Task prompt — Make a tally of the lines in the records that include the string "icon", and give only that number.
+++ Dataset rows +++
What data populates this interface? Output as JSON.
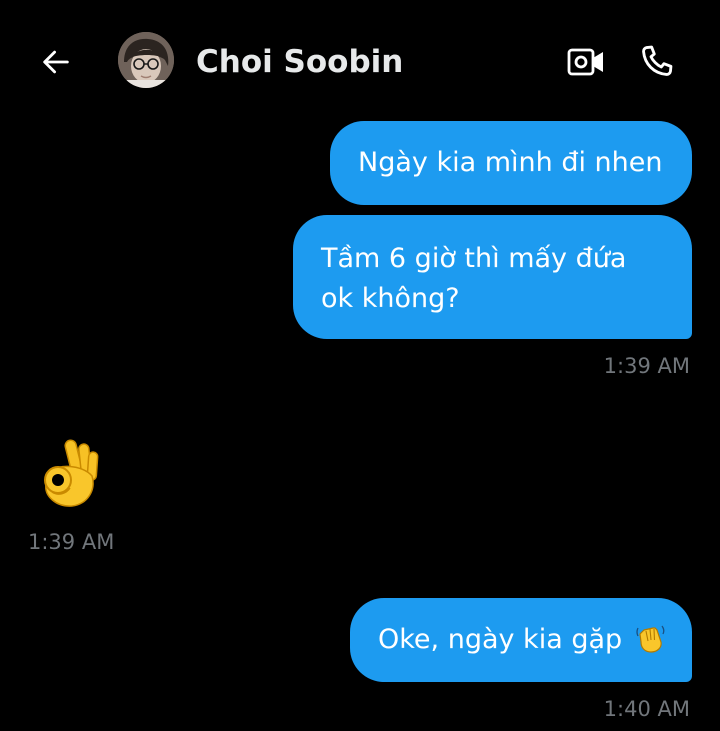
{
  "header": {
    "back_icon": "arrow-left-icon",
    "contact_name": "Choi Soobin",
    "video_icon": "video-camera-icon",
    "call_icon": "phone-icon"
  },
  "messages": [
    {
      "sender": "me",
      "text": "Ngày kia mình đi nhen"
    },
    {
      "sender": "me",
      "text": "Tầm 6 giờ thì mấy đứa ok không?",
      "time": "1:39 AM"
    },
    {
      "sender": "them",
      "emoji": "ok-hand-emoji",
      "time": "1:39 AM"
    },
    {
      "sender": "me",
      "text": "Oke, ngày kia gặp",
      "emoji": "waving-hand-emoji",
      "time": "1:40 AM"
    }
  ],
  "colors": {
    "background": "#000000",
    "bubble": "#1d9bf0",
    "timestamp": "#71767b",
    "name": "#e7e9ea"
  }
}
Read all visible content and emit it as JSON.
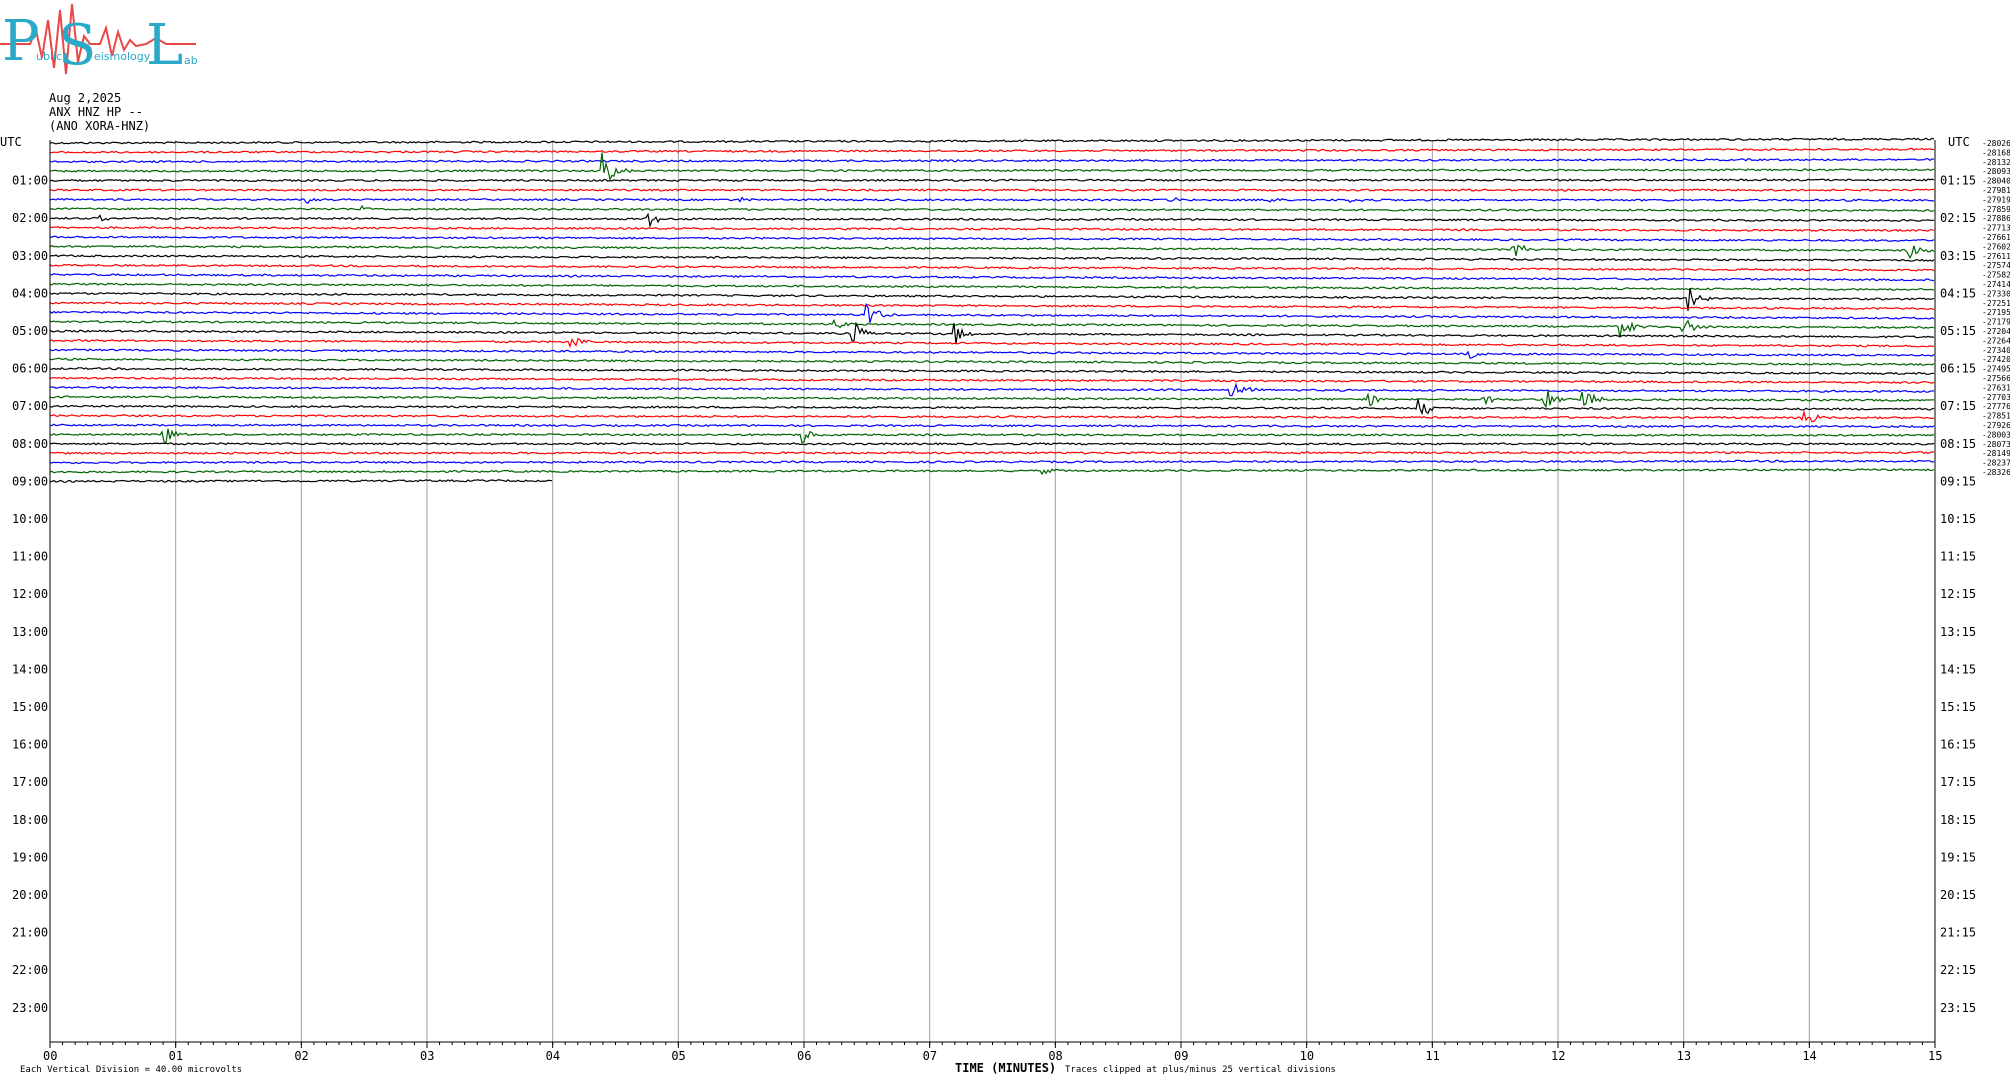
{
  "logo": {
    "big_letters": [
      "P",
      "S",
      "L"
    ],
    "small_text": [
      "ublic",
      "eismology",
      "ab"
    ]
  },
  "header": {
    "date": "Aug 2,2025",
    "station": "ANX HNZ HP --",
    "channel": "(ANO XORA-HNZ)"
  },
  "footer": {
    "scale_note": "Each Vertical Division =   40.00 microvolts",
    "xlabel": "TIME (MINUTES)",
    "clip_note": "Traces clipped at plus/minus 25 vertical divisions"
  },
  "colors": {
    "black": "#000000",
    "red": "#ff0000",
    "blue": "#0000ff",
    "green": "#006400",
    "grid": "#a0a0a0"
  },
  "chart_data": {
    "type": "line",
    "title": "",
    "xlabel": "TIME (MINUTES)",
    "xlim": [
      0,
      15
    ],
    "x_ticks": [
      "00",
      "01",
      "02",
      "03",
      "04",
      "05",
      "06",
      "07",
      "08",
      "09",
      "10",
      "11",
      "12",
      "13",
      "14",
      "15"
    ],
    "left_axis_label": "UTC",
    "right_axis_label": "UTC",
    "left_hour_labels": [
      "01:00",
      "02:00",
      "03:00",
      "04:00",
      "05:00",
      "06:00",
      "07:00",
      "08:00",
      "09:00",
      "10:00",
      "11:00",
      "12:00",
      "13:00",
      "14:00",
      "15:00",
      "16:00",
      "17:00",
      "18:00",
      "19:00",
      "20:00",
      "21:00",
      "22:00",
      "23:00"
    ],
    "right_hour_labels": [
      "01:15",
      "02:15",
      "03:15",
      "04:15",
      "05:15",
      "06:15",
      "07:15",
      "08:15",
      "09:15",
      "10:15",
      "11:15",
      "12:15",
      "13:15",
      "14:15",
      "15:15",
      "16:15",
      "17:15",
      "18:15",
      "19:15",
      "20:15",
      "21:15",
      "22:15",
      "23:15"
    ],
    "rows_per_hour": 4,
    "total_rows": 96,
    "trace_colors": [
      "black",
      "red",
      "blue",
      "green"
    ],
    "traces_plotted": 37,
    "last_trace_end_minute": 4.0,
    "offsets": [
      "-28026",
      "-28168",
      "-28132",
      "-28093",
      "-28040",
      "-27981",
      "-27919",
      "-27859",
      "-27886",
      "-27713",
      "-27661",
      "-27602",
      "-27611",
      "-27574",
      "-27582",
      "-27414",
      "-27330",
      "-27251",
      "-27195",
      "-27179",
      "-27204",
      "-27264",
      "-27340",
      "-27420",
      "-27495",
      "-27566",
      "-27631",
      "-27703",
      "-27776",
      "-27851",
      "-27926",
      "-28003",
      "-28073",
      "-28149",
      "-28237",
      "-28326"
    ],
    "events": [
      {
        "row": 3,
        "minute": 4.4,
        "amp": 22
      },
      {
        "row": 6,
        "minute": 2.05,
        "amp": 4
      },
      {
        "row": 6,
        "minute": 5.5,
        "amp": 3
      },
      {
        "row": 6,
        "minute": 8.9,
        "amp": 3
      },
      {
        "row": 6,
        "minute": 9.7,
        "amp": 3
      },
      {
        "row": 6,
        "minute": 10.35,
        "amp": 3
      },
      {
        "row": 7,
        "minute": 2.5,
        "amp": 3
      },
      {
        "row": 8,
        "minute": 0.4,
        "amp": 3
      },
      {
        "row": 8,
        "minute": 4.75,
        "amp": 10
      },
      {
        "row": 11,
        "minute": 11.65,
        "amp": 9
      },
      {
        "row": 11,
        "minute": 14.8,
        "amp": 9
      },
      {
        "row": 16,
        "minute": 13.05,
        "amp": 14
      },
      {
        "row": 18,
        "minute": 6.5,
        "amp": 14
      },
      {
        "row": 19,
        "minute": 6.25,
        "amp": 8
      },
      {
        "row": 19,
        "minute": 12.5,
        "amp": 12
      },
      {
        "row": 19,
        "minute": 13.0,
        "amp": 12
      },
      {
        "row": 20,
        "minute": 6.4,
        "amp": 14
      },
      {
        "row": 20,
        "minute": 7.2,
        "amp": 12
      },
      {
        "row": 21,
        "minute": 4.15,
        "amp": 10
      },
      {
        "row": 22,
        "minute": 11.3,
        "amp": 8
      },
      {
        "row": 26,
        "minute": 9.4,
        "amp": 14
      },
      {
        "row": 27,
        "minute": 10.5,
        "amp": 8
      },
      {
        "row": 27,
        "minute": 11.4,
        "amp": 8
      },
      {
        "row": 27,
        "minute": 11.9,
        "amp": 12
      },
      {
        "row": 27,
        "minute": 12.2,
        "amp": 16
      },
      {
        "row": 28,
        "minute": 10.9,
        "amp": 12
      },
      {
        "row": 29,
        "minute": 13.95,
        "amp": 12
      },
      {
        "row": 31,
        "minute": 0.9,
        "amp": 12
      },
      {
        "row": 31,
        "minute": 6.0,
        "amp": 8
      },
      {
        "row": 35,
        "minute": 7.9,
        "amp": 4
      }
    ]
  }
}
+++
Answer for this exercise — 3